• **Figure dataset records**:
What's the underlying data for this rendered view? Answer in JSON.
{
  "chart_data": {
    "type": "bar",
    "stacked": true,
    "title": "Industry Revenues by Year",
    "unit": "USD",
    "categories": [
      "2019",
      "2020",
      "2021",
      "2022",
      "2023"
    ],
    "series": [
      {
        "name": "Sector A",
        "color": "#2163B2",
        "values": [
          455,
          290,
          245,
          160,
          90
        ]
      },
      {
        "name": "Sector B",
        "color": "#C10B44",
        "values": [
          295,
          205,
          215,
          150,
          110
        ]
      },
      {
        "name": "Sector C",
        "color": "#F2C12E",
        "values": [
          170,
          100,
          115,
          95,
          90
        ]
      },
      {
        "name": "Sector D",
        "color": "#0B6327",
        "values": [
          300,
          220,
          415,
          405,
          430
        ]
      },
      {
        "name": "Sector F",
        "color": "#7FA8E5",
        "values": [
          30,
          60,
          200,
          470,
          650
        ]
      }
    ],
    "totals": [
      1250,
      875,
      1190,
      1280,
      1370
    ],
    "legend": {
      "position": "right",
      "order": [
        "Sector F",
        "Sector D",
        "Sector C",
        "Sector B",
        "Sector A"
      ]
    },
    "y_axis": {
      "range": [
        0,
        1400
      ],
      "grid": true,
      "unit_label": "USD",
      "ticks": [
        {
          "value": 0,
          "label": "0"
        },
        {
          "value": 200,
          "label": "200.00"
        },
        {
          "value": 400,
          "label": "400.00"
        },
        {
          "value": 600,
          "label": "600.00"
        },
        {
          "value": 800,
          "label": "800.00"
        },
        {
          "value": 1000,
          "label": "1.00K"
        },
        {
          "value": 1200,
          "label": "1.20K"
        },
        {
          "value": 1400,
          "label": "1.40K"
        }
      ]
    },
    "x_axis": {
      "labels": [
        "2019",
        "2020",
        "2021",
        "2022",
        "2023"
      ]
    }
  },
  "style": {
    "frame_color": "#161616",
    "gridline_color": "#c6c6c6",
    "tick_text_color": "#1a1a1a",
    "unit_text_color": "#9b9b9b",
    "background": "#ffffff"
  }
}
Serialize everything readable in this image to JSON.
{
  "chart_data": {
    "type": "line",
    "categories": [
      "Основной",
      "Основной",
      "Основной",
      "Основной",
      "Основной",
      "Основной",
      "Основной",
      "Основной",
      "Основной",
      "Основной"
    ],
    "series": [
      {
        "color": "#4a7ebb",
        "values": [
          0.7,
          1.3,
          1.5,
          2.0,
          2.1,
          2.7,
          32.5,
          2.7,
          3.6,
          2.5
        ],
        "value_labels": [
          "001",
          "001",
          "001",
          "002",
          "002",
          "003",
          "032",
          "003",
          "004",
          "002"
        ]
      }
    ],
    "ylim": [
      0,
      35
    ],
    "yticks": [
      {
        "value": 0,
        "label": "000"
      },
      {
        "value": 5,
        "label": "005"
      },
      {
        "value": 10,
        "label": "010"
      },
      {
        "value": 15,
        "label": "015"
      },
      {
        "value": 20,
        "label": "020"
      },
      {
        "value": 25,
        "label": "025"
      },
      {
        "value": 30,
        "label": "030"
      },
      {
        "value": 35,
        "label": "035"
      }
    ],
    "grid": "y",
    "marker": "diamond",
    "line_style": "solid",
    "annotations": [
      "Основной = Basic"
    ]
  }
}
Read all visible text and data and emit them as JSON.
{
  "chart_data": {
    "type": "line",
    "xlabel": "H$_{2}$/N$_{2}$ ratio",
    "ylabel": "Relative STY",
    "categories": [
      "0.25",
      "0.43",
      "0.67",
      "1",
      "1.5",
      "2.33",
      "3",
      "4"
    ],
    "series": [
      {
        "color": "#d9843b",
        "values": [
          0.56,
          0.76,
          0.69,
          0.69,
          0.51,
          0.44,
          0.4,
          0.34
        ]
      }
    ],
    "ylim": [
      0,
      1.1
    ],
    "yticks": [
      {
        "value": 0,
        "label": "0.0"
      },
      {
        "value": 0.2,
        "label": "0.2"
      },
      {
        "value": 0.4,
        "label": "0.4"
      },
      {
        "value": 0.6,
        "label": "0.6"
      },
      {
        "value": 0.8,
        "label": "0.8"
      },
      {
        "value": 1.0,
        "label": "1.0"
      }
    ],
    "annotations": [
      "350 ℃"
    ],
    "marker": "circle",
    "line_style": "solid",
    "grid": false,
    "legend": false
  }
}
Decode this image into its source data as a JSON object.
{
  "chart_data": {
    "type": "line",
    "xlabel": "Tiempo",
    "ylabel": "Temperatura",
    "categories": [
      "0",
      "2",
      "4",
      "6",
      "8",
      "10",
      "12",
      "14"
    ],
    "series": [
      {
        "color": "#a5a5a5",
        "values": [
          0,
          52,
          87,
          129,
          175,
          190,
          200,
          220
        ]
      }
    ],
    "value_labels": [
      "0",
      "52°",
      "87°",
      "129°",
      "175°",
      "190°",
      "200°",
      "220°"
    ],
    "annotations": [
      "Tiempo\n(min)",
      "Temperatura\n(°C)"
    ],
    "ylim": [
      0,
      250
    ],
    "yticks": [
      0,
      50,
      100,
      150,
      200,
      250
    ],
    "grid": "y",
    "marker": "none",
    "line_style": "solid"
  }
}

• **Instructions for the task**: Each line that holds the word "Sector" should be extracted from the records.

• **Correct output**:
        "name": "Sector A",
        "name": "Sector B",
        "name": "Sector C",
        "name": "Sector D",
        "name": "Sector F",
        "Sector F",
        "Sector D",
        "Sector C",
        "Sector B",
        "Sector A"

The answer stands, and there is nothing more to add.